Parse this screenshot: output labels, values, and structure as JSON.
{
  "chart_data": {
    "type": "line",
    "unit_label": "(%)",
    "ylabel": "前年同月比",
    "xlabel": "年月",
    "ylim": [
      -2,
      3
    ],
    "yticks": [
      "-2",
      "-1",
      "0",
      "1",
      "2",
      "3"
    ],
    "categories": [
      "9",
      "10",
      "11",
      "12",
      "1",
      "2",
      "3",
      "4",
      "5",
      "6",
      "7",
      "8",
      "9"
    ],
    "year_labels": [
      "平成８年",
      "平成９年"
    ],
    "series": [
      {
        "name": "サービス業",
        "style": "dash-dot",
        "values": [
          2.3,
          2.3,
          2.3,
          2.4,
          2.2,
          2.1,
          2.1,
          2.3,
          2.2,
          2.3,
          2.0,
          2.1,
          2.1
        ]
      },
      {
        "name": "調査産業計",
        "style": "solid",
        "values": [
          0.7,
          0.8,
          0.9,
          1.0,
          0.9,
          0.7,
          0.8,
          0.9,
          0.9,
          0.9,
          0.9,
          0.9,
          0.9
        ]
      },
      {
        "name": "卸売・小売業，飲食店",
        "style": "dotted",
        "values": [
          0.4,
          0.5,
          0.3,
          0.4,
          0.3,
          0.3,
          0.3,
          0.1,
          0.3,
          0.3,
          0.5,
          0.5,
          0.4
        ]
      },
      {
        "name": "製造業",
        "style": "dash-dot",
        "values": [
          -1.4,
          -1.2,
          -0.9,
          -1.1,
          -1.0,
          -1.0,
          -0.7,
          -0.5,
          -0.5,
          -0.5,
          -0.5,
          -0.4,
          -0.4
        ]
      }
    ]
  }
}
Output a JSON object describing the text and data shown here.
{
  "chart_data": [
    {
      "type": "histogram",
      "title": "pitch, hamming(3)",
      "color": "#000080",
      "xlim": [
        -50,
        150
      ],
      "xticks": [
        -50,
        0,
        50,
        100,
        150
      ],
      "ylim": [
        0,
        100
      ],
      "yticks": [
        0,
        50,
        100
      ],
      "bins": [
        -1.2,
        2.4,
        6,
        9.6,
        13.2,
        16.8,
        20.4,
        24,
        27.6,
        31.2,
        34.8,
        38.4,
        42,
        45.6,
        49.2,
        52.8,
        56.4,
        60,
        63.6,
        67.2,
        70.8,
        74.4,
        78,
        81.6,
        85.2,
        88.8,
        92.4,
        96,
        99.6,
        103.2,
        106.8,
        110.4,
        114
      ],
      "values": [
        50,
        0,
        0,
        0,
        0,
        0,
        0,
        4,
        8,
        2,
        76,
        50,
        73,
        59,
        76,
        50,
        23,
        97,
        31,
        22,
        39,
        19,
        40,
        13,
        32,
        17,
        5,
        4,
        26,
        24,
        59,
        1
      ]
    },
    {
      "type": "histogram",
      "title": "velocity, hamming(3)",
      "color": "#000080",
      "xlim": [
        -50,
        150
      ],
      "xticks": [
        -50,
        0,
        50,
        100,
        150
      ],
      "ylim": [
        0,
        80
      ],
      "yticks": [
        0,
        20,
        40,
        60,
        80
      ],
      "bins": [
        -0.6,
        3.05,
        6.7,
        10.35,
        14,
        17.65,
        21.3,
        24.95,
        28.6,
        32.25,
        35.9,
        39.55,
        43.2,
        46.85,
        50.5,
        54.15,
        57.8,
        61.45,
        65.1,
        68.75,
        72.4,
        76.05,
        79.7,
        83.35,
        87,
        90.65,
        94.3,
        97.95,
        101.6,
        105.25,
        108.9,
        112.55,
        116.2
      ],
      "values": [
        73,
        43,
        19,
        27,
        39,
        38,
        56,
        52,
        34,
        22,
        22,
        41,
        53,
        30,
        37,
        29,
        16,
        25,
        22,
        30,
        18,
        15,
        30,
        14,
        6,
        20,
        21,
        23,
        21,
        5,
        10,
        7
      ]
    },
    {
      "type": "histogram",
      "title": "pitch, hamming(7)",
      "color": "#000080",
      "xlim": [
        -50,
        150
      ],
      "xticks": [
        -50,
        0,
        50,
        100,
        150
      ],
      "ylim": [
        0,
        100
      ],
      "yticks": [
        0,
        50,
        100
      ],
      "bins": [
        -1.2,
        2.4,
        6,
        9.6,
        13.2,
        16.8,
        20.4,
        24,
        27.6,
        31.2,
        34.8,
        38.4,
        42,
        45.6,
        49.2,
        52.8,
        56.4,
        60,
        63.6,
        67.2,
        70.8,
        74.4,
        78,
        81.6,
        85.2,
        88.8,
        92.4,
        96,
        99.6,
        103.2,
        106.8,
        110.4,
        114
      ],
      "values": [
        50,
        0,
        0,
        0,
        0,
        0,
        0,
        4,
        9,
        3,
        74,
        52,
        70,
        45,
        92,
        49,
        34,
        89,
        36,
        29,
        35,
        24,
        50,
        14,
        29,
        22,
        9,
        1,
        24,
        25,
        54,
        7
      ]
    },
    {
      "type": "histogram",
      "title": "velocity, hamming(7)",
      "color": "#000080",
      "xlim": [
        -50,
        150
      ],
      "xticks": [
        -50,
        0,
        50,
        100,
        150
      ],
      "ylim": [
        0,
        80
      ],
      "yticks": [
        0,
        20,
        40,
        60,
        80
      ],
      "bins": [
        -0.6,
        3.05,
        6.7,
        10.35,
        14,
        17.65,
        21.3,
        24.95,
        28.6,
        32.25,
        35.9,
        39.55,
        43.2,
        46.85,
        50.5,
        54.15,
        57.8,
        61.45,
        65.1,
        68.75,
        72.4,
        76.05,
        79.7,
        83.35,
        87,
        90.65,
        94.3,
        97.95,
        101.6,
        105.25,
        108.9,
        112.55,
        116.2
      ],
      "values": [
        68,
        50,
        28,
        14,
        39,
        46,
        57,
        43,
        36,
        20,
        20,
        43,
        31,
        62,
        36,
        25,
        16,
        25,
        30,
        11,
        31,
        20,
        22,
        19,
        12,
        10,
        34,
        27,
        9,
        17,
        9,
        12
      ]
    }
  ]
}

—————

▶ _The request_
Copy out the full material exactly as it appears.

▶ _Task response_
Parse this screenshot: output labels, values, and structure as JSON.
{
  "chart_data": {
    "type": "line",
    "unit_label": "(%)",
    "ylabel": "前年同月比",
    "xlabel": "年月",
    "ylim": [
      -2,
      3
    ],
    "yticks": [
      "-2",
      "-1",
      "0",
      "1",
      "2",
      "3"
    ],
    "categories": [
      "9",
      "10",
      "11",
      "12",
      "1",
      "2",
      "3",
      "4",
      "5",
      "6",
      "7",
      "8",
      "9"
    ],
    "year_labels": [
      "平成８年",
      "平成９年"
    ],
    "series": [
      {
        "name": "サービス業",
        "style": "dash-dot",
        "values": [
          2.3,
          2.3,
          2.3,
          2.4,
          2.2,
          2.1,
          2.1,
          2.3,
          2.2,
          2.3,
          2.0,
          2.1,
          2.1
        ]
      },
      {
        "name": "調査産業計",
        "style": "solid",
        "values": [
          0.7,
          0.8,
          0.9,
          1.0,
          0.9,
          0.7,
          0.8,
          0.9,
          0.9,
          0.9,
          0.9,
          0.9,
          0.9
        ]
      },
      {
        "name": "卸売・小売業，飲食店",
        "style": "dotted",
        "values": [
          0.4,
          0.5,
          0.3,
          0.4,
          0.3,
          0.3,
          0.3,
          0.1,
          0.3,
          0.3,
          0.5,
          0.5,
          0.4
        ]
      },
      {
        "name": "製造業",
        "style": "dash-dot",
        "values": [
          -1.4,
          -1.2,
          -0.9,
          -1.1,
          -1.0,
          -1.0,
          -0.7,
          -0.5,
          -0.5,
          -0.5,
          -0.5,
          -0.4,
          -0.4
        ]
      }
    ]
  }
}
Output a JSON object describing the text and data shown here.
{
  "chart_data": [
    {
      "type": "histogram",
      "title": "pitch, hamming(3)",
      "color": "#000080",
      "xlim": [
        -50,
        150
      ],
      "xticks": [
        -50,
        0,
        50,
        100,
        150
      ],
      "ylim": [
        0,
        100
      ],
      "yticks": [
        0,
        50,
        100
      ],
      "bins": [
        -1.2,
        2.4,
        6,
        9.6,
        13.2,
        16.8,
        20.4,
        24,
        27.6,
        31.2,
        34.8,
        38.4,
        42,
        45.6,
        49.2,
        52.8,
        56.4,
        60,
        63.6,
        67.2,
        70.8,
        74.4,
        78,
        81.6,
        85.2,
        88.8,
        92.4,
        96,
        99.6,
        103.2,
        106.8,
        110.4,
        114
      ],
      "values": [
        50,
        0,
        0,
        0,
        0,
        0,
        0,
        4,
        8,
        2,
        76,
        50,
        73,
        59,
        76,
        50,
        23,
        97,
        31,
        22,
        39,
        19,
        40,
        13,
        32,
        17,
        5,
        4,
        26,
        24,
        59,
        1
      ]
    },
    {
      "type": "histogram",
      "title": "velocity, hamming(3)",
      "color": "#000080",
      "xlim": [
        -50,
        150
      ],
      "xticks": [
        -50,
        0,
        50,
        100,
        150
      ],
      "ylim": [
        0,
        80
      ],
      "yticks": [
        0,
        20,
        40,
        60,
        80
      ],
      "bins": [
        -0.6,
        3.05,
        6.7,
        10.35,
        14,
        17.65,
        21.3,
        24.95,
        28.6,
        32.25,
        35.9,
        39.55,
        43.2,
        46.85,
        50.5,
        54.15,
        57.8,
        61.45,
        65.1,
        68.75,
        72.4,
        76.05,
        79.7,
        83.35,
        87,
        90.65,
        94.3,
        97.95,
        101.6,
        105.25,
        108.9,
        112.55,
        116.2
      ],
      "values": [
        73,
        43,
        19,
        27,
        39,
        38,
        56,
        52,
        34,
        22,
        22,
        41,
        53,
        30,
        37,
        29,
        16,
        25,
        22,
        30,
        18,
        15,
        30,
        14,
        6,
        20,
        21,
        23,
        21,
        5,
        10,
        7
      ]
    },
    {
      "type": "histogram",
      "title": "pitch, hamming(7)",
      "color": "#000080",
      "xlim": [
        -50,
        150
      ],
      "xticks": [
        -50,
        0,
        50,
        100,
        150
      ],
      "ylim": [
        0,
        100
      ],
      "yticks": [
        0,
        50,
        100
      ],
      "bins": [
        -1.2,
        2.4,
        6,
        9.6,
        13.2,
        16.8,
        20.4,
        24,
        27.6,
        31.2,
        34.8,
        38.4,
        42,
        45.6,
        49.2,
        52.8,
        56.4,
        60,
        63.6,
        67.2,
        70.8,
        74.4,
        78,
        81.6,
        85.2,
        88.8,
        92.4,
        96,
        99.6,
        103.2,
        106.8,
        110.4,
        114
      ],
      "values": [
        50,
        0,
        0,
        0,
        0,
        0,
        0,
        4,
        9,
        3,
        74,
        52,
        70,
        45,
        92,
        49,
        34,
        89,
        36,
        29,
        35,
        24,
        50,
        14,
        29,
        22,
        9,
        1,
        24,
        25,
        54,
        7
      ]
    },
    {
      "type": "histogram",
      "title": "velocity, hamming(7)",
      "color": "#000080",
      "xlim": [
        -50,
        150
      ],
      "xticks": [
        -50,
        0,
        50,
        100,
        150
      ],
      "ylim": [
        0,
        80
      ],
      "yticks": [
        0,
        20,
        40,
        60,
        80
      ],
      "bins": [
        -0.6,
        3.05,
        6.7,
        10.35,
        14,
        17.65,
        21.3,
        24.95,
        28.6,
        32.25,
        35.9,
        39.55,
        43.2,
        46.85,
        50.5,
        54.15,
        57.8,
        61.45,
        65.1,
        68.75,
        72.4,
        76.05,
        79.7,
        83.35,
        87,
        90.65,
        94.3,
        97.95,
        101.6,
        105.25,
        108.9,
        112.55,
        116.2
      ],
      "values": [
        68,
        50,
        28,
        14,
        39,
        46,
        57,
        43,
        36,
        20,
        20,
        43,
        31,
        62,
        36,
        25,
        16,
        25,
        30,
        11,
        31,
        20,
        22,
        19,
        12,
        10,
        34,
        27,
        9,
        17,
        9,
        12
      ]
    }
  ]
}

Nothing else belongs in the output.